Problem description
Exact copies are required of the lines from the line containing "What text is on this page?" through the final line of the listing, both included, and of no other lines.

--------------------------------------------------

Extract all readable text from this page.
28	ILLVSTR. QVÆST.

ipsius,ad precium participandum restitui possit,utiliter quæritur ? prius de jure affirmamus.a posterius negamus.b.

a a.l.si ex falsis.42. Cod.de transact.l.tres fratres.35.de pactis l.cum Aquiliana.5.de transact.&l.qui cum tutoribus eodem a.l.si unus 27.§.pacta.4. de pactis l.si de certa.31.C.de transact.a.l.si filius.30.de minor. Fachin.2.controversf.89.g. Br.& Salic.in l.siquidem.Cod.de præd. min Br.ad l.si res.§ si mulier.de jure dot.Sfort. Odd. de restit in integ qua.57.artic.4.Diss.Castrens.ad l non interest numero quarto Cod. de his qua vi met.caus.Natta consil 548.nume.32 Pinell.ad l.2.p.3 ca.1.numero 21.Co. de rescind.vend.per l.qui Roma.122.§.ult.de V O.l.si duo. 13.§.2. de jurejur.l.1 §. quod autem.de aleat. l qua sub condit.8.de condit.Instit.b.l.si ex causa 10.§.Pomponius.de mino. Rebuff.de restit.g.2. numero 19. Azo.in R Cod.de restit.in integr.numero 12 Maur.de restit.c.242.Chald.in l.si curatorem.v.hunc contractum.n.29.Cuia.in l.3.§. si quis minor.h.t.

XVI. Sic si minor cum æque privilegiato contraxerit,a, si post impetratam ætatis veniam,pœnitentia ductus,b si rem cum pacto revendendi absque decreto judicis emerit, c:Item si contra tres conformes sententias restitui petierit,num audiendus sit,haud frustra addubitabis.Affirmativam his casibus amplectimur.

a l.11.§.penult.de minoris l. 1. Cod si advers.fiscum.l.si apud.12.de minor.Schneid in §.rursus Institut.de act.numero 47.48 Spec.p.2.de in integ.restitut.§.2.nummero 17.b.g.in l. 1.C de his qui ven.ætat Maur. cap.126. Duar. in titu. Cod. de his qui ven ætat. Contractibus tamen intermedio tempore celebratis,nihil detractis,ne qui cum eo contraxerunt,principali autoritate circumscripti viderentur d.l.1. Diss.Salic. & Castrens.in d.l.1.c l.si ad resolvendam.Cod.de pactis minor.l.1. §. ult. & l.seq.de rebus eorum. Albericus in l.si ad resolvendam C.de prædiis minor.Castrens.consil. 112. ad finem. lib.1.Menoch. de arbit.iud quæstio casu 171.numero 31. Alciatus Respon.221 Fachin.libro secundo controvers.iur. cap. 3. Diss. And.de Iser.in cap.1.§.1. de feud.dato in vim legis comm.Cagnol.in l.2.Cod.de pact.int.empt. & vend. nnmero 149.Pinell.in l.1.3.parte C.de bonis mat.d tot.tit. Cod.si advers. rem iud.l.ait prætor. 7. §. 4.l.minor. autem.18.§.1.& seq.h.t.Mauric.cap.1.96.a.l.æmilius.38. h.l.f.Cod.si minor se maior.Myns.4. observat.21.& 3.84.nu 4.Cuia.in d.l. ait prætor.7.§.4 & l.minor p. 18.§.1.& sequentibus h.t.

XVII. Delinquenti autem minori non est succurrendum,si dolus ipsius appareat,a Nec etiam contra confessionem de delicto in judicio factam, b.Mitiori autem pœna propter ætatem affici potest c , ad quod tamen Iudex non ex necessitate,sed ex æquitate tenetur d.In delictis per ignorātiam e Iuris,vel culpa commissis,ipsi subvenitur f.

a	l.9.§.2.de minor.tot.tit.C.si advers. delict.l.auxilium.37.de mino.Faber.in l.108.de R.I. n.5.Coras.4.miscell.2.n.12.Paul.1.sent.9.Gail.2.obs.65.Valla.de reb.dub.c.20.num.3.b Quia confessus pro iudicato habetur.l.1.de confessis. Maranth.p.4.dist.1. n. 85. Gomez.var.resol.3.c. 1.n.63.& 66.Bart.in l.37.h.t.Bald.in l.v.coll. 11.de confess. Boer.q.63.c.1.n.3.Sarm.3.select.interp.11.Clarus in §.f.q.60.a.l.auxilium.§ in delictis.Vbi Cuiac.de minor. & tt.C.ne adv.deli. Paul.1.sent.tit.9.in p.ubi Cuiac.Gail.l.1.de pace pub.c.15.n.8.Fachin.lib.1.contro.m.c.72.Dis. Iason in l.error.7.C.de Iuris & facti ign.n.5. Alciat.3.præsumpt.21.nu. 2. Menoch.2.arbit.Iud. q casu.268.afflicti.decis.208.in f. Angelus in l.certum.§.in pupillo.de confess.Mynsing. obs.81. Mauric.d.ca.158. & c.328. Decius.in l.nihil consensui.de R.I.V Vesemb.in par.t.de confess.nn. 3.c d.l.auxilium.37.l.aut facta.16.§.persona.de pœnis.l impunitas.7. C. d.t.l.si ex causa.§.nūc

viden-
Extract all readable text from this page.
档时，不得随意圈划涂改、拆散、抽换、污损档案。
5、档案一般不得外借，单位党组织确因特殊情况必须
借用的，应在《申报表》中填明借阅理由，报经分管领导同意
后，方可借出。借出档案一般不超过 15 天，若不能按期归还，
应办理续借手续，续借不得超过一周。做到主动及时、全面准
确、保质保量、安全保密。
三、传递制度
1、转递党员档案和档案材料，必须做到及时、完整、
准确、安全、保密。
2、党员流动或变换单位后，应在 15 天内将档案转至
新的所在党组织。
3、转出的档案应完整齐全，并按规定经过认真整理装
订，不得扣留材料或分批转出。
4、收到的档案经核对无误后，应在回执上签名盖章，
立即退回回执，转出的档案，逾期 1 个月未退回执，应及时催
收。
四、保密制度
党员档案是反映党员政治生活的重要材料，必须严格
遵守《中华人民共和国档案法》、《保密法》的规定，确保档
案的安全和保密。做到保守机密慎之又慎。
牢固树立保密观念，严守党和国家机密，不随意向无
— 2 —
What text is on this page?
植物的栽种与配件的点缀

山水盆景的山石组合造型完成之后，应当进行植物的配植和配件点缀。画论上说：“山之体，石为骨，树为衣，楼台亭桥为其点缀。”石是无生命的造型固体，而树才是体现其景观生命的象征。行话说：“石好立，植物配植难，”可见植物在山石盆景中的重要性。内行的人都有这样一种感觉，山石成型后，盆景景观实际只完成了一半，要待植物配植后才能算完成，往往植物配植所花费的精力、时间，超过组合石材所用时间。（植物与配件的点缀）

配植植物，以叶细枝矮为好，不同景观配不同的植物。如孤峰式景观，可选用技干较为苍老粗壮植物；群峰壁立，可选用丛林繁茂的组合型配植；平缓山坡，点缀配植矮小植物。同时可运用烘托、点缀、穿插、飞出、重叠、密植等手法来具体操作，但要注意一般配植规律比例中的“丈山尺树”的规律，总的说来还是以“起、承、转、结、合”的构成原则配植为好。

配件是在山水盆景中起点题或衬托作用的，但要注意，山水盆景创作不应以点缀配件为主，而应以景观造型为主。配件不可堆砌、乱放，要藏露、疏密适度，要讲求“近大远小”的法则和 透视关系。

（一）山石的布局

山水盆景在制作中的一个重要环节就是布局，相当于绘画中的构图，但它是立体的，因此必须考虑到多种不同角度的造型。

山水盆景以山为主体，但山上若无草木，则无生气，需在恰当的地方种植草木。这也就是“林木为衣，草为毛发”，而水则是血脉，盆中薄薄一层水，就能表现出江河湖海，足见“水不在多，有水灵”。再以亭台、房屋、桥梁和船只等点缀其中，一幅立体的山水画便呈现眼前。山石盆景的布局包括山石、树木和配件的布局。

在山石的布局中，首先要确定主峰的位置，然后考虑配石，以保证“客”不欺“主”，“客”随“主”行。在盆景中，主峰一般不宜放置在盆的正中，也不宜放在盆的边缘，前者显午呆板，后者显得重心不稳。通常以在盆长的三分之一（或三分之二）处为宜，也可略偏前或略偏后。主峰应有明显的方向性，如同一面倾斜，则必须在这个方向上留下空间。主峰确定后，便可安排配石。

--------------------------------------------------

Right answer
What text is on this page?
植物的栽种与配件的点缀

山水盆景的山石组合造型完成之后，应当进行植物的配植和配件点缀。画论上说：“山之体，石为骨，树为衣，楼台亭桥为其点缀。”石是无生命的造型固体，而树才是体现其景观生命的象征。行话说：“石好立，植物配植难，”可见植物在山石盆景中的重要性。内行的人都有这样一种感觉，山石成型后，盆景景观实际只完成了一半，要待植物配植后才能算完成，往往植物配植所花费的精力、时间，超过组合石材所用时间。（植物与配件的点缀）

配植植物，以叶细枝矮为好，不同景观配不同的植物。如孤峰式景观，可选用技干较为苍老粗壮植物；群峰壁立，可选用丛林繁茂的组合型配植；平缓山坡，点缀配植矮小植物。同时可运用烘托、点缀、穿插、飞出、重叠、密植等手法来具体操作，但要注意一般配植规律比例中的“丈山尺树”的规律，总的说来还是以“起、承、转、结、合”的构成原则配植为好。

配件是在山水盆景中起点题或衬托作用的，但要注意，山水盆景创作不应以点缀配件为主，而应以景观造型为主。配件不可堆砌、乱放，要藏露、疏密适度，要讲求“近大远小”的法则和 透视关系。

（一）山石的布局

山水盆景在制作中的一个重要环节就是布局，相当于绘画中的构图，但它是立体的，因此必须考虑到多种不同角度的造型。

山水盆景以山为主体，但山上若无草木，则无生气，需在恰当的地方种植草木。这也就是“林木为衣，草为毛发”，而水则是血脉，盆中薄薄一层水，就能表现出江河湖海，足见“水不在多，有水灵”。再以亭台、房屋、桥梁和船只等点缀其中，一幅立体的山水画便呈现眼前。山石盆景的布局包括山石、树木和配件的布局。

在山石的布局中，首先要确定主峰的位置，然后考虑配石，以保证“客”不欺“主”，“客”随“主”行。在盆景中，主峰一般不宜放置在盆的正中，也不宜放在盆的边缘，前者显午呆板，后者显得重心不稳。通常以在盆长的三分之一（或三分之二）处为宜，也可略偏前或略偏后。主峰应有明显的方向性，如同一面倾斜，则必须在这个方向上留下空间。主峰确定后，便可安排配石。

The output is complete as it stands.